(Data entries)
[Begin]

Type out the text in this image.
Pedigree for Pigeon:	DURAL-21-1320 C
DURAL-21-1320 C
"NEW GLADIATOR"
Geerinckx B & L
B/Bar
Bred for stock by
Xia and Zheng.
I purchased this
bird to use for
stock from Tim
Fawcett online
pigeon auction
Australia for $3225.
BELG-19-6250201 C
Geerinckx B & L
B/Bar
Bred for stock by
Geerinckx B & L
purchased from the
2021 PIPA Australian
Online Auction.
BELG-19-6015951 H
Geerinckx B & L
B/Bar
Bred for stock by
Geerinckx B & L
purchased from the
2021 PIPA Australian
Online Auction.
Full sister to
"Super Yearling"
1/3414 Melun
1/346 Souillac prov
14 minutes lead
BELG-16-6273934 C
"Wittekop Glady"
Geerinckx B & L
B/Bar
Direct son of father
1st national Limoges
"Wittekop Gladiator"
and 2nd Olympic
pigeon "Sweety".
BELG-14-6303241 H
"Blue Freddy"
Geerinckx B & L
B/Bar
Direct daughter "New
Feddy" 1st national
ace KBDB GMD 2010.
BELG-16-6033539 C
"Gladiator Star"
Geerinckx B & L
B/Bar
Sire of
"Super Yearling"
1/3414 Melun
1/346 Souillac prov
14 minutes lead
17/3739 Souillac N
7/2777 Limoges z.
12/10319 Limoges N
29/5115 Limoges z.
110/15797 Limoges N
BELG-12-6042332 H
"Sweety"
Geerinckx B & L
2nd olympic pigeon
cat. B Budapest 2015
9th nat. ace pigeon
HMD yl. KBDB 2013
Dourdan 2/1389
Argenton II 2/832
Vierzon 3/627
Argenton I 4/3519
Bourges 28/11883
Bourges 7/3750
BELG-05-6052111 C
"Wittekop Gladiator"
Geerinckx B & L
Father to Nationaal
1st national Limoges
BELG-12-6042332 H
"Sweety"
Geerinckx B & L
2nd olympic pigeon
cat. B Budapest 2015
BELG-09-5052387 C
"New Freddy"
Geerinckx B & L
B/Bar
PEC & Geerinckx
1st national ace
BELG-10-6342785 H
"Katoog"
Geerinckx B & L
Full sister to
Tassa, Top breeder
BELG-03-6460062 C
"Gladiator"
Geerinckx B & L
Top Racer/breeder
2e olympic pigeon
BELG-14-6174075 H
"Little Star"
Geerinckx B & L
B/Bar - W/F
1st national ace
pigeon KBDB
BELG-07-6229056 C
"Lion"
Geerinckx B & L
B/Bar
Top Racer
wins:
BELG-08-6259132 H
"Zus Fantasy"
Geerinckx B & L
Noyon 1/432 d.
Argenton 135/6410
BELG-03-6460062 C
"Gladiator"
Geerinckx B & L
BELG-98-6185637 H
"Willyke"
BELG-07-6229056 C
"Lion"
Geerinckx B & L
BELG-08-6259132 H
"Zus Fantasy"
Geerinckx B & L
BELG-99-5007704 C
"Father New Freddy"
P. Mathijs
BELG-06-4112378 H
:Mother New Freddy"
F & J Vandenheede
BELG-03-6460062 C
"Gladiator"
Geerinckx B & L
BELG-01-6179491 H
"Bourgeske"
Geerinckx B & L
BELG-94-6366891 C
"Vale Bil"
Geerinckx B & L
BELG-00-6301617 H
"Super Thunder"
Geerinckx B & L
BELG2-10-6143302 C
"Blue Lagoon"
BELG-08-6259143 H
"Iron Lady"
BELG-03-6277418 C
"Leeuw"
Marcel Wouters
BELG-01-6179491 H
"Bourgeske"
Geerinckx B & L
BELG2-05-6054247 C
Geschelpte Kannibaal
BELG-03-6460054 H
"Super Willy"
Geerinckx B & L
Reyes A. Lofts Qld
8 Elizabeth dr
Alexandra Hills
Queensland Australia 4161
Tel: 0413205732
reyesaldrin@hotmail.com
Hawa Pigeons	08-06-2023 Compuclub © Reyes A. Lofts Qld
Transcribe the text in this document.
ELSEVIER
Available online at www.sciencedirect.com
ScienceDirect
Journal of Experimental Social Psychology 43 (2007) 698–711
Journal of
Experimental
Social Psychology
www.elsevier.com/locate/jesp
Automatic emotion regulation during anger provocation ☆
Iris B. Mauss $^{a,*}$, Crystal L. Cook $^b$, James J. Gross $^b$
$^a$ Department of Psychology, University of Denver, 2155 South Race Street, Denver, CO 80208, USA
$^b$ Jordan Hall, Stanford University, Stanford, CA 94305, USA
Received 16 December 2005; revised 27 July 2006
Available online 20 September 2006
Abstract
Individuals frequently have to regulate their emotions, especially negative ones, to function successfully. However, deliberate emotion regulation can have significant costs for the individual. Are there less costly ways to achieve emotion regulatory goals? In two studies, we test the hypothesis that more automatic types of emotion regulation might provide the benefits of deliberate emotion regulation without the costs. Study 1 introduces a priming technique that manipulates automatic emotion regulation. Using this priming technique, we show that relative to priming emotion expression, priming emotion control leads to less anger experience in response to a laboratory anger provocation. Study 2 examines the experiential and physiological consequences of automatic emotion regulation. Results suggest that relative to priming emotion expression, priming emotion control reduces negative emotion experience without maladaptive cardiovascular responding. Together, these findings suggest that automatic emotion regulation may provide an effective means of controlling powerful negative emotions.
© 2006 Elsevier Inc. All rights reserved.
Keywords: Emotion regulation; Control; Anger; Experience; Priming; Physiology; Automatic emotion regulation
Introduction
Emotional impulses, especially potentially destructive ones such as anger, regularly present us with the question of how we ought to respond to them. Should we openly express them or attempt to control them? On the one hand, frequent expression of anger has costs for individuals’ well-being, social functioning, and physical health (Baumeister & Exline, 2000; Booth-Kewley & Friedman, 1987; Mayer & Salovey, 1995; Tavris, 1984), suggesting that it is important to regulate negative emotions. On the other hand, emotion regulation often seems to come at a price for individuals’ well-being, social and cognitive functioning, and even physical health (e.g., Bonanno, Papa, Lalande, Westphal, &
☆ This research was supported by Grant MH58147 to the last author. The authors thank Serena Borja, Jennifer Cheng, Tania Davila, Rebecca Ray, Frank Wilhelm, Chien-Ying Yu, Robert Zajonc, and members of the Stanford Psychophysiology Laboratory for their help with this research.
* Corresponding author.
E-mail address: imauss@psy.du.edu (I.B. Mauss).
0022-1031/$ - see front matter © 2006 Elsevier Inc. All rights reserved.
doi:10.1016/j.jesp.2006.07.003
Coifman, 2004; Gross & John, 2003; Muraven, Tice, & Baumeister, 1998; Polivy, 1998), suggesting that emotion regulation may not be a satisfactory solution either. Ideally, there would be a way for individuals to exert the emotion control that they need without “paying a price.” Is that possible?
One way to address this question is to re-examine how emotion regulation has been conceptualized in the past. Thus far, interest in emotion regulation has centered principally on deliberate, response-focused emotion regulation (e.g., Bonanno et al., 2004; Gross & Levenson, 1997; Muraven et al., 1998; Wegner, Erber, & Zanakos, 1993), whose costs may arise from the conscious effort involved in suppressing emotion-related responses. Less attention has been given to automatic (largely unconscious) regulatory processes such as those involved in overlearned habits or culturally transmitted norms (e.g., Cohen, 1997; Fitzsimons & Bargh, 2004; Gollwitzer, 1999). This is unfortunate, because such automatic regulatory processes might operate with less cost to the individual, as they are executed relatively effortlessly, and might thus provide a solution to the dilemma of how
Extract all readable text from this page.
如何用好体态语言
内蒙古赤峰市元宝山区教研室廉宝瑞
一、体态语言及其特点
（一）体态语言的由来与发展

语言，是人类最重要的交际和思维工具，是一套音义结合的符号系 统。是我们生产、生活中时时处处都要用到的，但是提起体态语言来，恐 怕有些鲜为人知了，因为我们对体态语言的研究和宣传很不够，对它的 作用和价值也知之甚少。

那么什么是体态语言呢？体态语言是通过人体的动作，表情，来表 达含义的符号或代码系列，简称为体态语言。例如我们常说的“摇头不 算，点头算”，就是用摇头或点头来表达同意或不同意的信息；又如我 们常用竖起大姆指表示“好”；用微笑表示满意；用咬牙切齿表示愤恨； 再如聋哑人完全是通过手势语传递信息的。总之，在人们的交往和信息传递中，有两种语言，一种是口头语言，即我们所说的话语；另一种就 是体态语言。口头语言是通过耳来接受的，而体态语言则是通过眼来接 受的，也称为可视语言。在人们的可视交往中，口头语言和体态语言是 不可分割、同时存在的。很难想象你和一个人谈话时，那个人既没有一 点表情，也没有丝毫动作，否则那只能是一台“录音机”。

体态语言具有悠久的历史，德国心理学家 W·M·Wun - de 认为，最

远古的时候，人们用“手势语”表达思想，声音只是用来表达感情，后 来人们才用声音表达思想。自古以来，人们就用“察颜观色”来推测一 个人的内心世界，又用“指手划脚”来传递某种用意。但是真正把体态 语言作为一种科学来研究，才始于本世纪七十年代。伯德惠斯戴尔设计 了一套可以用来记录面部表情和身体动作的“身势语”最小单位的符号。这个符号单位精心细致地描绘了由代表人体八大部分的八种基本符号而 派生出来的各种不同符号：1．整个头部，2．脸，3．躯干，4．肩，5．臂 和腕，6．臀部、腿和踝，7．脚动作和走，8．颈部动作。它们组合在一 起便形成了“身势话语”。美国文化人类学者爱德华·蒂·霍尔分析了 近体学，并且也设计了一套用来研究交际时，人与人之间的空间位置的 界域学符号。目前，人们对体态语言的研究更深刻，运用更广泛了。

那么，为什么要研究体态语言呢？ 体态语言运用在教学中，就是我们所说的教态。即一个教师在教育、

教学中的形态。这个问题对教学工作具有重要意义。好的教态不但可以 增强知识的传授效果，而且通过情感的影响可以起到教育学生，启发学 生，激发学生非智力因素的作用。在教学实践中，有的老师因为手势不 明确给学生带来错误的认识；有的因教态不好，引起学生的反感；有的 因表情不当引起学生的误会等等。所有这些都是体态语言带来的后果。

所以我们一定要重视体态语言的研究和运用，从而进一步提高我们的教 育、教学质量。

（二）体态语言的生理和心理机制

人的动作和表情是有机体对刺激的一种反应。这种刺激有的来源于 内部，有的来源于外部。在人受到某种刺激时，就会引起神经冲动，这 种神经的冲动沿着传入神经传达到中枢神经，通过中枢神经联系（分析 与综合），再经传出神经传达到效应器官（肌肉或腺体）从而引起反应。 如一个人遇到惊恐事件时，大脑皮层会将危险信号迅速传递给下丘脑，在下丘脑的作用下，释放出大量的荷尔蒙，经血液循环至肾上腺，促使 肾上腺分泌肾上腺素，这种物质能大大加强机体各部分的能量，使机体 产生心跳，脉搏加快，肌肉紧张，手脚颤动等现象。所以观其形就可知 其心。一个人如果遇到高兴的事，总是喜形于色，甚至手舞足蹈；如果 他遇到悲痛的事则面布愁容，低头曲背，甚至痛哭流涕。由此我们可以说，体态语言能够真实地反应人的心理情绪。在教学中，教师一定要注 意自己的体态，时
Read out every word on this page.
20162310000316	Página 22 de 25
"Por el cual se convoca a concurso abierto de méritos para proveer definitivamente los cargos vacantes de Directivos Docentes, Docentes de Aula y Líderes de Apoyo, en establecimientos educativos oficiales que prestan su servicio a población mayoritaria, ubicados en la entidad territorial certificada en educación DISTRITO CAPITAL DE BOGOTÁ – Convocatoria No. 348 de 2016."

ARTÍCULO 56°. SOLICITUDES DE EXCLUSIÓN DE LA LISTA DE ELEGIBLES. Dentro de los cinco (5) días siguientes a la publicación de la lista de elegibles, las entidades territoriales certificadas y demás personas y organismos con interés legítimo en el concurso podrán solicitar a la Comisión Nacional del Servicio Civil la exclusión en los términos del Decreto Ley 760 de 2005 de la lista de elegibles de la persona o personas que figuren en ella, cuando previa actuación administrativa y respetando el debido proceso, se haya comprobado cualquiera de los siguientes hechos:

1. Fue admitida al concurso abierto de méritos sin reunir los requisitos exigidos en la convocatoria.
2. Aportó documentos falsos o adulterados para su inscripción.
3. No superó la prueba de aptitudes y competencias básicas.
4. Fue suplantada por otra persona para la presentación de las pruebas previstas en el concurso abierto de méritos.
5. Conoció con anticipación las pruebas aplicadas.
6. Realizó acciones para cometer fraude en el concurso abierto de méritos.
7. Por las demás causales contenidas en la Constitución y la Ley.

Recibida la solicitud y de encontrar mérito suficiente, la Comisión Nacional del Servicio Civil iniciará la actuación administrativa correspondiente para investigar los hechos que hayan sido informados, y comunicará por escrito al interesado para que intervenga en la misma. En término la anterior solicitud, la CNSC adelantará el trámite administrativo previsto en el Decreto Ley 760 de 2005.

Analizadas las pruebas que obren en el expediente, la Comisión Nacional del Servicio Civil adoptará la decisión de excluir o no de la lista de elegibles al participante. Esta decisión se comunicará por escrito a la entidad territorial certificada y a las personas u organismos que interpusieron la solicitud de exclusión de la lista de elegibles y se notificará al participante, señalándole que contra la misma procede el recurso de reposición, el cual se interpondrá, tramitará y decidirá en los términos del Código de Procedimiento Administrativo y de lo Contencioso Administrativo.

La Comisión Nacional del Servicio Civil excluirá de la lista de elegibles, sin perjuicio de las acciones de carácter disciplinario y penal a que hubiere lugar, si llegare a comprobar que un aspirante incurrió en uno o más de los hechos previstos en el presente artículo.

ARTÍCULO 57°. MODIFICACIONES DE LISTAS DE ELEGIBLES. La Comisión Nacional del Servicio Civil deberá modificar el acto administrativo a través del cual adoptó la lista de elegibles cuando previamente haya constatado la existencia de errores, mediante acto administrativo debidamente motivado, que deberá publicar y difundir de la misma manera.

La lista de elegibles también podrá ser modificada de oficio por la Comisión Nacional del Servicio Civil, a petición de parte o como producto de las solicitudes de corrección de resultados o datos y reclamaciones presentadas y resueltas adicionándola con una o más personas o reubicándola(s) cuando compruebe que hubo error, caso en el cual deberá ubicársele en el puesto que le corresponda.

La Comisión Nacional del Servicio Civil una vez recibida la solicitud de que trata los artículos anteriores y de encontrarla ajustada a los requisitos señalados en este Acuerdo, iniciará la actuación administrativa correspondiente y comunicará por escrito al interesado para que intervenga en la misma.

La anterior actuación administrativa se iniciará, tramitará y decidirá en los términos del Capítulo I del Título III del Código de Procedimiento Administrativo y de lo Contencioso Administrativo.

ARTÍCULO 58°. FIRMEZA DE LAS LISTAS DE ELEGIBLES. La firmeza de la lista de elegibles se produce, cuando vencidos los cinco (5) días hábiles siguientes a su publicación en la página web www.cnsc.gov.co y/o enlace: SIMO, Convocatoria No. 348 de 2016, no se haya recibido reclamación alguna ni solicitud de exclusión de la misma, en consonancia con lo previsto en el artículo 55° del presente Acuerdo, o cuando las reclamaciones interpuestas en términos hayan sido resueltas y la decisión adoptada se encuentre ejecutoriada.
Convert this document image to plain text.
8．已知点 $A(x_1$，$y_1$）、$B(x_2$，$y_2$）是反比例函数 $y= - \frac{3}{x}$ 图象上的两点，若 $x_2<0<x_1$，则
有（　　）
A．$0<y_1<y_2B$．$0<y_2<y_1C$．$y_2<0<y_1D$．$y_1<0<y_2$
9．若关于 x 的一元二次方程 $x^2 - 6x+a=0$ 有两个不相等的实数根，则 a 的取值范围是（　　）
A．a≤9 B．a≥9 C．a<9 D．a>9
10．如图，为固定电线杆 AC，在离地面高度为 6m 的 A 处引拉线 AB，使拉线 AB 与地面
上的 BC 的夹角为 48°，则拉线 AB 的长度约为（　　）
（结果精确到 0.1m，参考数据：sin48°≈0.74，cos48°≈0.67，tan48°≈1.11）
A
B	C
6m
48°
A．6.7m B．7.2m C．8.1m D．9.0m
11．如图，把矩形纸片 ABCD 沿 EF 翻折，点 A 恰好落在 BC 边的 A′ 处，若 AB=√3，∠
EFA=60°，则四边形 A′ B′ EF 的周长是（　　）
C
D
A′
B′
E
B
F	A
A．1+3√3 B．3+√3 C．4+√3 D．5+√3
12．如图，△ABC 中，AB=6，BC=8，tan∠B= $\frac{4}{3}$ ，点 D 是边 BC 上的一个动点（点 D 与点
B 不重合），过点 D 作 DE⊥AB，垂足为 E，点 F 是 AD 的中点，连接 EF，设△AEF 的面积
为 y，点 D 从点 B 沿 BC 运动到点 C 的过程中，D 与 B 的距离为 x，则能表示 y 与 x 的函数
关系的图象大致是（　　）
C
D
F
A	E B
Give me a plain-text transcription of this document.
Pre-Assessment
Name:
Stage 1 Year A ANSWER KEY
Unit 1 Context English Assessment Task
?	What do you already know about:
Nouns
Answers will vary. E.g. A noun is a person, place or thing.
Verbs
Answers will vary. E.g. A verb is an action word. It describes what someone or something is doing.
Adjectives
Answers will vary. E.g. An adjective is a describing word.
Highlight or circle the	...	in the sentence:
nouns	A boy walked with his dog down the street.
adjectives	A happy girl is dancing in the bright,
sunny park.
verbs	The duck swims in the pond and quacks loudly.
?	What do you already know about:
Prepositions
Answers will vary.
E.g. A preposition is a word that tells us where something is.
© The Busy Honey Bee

[End]

* [Directive]:
From the entries above, select each line containing the string "something".

* [Solution to the problem]:
Answers will vary. E.g. A verb is an action word. It describes what someone or something is doing.
E.g. A preposition is a word that tells us where something is.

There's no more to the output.